Show every line where "آمـدنـد" occurs.

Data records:

════

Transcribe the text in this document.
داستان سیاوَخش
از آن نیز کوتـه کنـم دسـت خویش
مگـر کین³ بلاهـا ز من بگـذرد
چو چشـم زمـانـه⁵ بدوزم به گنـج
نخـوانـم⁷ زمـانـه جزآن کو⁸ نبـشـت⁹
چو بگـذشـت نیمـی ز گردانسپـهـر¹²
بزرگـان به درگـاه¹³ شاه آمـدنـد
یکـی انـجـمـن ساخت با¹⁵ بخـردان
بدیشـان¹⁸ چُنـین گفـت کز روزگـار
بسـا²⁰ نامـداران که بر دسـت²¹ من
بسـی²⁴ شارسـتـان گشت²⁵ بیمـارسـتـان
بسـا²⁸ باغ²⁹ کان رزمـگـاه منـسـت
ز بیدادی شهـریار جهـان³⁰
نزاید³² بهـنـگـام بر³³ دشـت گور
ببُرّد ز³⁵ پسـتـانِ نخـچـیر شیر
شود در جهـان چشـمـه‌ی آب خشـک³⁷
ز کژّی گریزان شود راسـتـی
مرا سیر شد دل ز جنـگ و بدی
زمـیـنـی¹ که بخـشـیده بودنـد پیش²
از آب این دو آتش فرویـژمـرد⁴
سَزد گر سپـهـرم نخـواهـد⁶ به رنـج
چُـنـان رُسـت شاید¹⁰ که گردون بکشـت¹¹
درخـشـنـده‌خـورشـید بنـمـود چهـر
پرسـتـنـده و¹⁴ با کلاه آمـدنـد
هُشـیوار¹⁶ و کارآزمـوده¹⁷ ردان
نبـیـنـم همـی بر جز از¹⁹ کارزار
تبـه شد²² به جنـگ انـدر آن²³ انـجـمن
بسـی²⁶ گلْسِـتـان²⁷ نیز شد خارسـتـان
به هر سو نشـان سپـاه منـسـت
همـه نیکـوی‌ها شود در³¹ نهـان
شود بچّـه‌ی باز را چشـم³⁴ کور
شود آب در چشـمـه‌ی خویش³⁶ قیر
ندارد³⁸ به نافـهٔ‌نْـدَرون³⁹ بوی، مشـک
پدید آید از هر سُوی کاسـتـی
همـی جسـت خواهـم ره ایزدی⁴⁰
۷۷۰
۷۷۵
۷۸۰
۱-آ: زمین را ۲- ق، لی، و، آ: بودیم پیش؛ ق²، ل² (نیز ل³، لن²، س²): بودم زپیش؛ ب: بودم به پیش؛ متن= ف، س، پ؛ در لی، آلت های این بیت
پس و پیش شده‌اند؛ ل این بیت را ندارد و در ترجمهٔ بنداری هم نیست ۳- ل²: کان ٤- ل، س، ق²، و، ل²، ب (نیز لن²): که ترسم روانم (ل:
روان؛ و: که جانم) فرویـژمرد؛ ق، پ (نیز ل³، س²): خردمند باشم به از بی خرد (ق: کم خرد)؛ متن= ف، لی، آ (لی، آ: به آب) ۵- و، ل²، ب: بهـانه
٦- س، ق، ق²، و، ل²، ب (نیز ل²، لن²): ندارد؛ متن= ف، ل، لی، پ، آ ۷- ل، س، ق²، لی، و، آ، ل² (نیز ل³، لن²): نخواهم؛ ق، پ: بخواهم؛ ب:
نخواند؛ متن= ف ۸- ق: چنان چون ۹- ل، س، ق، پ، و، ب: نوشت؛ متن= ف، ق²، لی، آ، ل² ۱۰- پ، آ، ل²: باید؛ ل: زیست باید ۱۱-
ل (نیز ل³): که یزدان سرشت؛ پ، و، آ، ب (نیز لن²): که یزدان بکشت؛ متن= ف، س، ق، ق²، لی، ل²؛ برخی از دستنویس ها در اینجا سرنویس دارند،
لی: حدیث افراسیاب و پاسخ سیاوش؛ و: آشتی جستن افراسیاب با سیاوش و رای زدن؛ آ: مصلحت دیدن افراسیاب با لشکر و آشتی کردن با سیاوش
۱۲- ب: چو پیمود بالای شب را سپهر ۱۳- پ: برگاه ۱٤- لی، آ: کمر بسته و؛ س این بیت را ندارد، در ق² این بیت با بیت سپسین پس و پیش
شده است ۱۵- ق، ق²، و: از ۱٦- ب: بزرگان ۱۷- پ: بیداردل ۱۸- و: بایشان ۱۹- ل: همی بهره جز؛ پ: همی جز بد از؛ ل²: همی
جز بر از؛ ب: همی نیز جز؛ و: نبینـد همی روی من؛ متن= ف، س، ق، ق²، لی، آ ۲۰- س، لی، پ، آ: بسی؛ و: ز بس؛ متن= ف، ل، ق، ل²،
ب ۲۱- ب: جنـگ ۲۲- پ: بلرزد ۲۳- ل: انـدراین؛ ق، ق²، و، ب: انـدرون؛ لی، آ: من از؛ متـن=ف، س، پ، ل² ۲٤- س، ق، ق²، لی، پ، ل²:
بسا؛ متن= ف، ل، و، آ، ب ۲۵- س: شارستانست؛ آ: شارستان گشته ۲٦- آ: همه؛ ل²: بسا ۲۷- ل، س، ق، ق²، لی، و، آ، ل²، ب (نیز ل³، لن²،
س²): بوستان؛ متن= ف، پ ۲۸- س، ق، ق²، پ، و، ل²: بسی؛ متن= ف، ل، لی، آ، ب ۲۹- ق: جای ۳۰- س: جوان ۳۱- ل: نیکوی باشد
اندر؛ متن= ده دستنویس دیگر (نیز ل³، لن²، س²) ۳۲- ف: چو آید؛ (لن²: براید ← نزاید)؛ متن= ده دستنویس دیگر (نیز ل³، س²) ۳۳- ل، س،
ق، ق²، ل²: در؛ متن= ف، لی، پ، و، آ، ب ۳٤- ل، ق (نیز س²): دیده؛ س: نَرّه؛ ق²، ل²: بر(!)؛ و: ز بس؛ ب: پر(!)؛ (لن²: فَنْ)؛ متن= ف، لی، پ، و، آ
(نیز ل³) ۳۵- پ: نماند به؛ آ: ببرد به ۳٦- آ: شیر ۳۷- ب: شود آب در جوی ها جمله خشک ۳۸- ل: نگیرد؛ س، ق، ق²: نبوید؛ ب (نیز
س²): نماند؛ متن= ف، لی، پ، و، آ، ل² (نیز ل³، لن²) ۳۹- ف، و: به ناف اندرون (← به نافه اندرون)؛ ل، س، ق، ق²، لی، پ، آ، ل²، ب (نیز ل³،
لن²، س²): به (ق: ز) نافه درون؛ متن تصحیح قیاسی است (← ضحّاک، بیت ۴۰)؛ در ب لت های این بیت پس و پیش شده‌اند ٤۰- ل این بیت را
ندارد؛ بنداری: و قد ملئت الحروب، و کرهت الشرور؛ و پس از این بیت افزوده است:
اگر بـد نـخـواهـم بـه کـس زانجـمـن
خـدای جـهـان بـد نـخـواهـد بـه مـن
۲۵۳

════

[SOLUTION TO THIS EXERCISE]:
بزرگـان به درگـاه¹³ شاه آمـدنـد
پرسـتـنـده و¹⁴ با کلاه آمـدنـد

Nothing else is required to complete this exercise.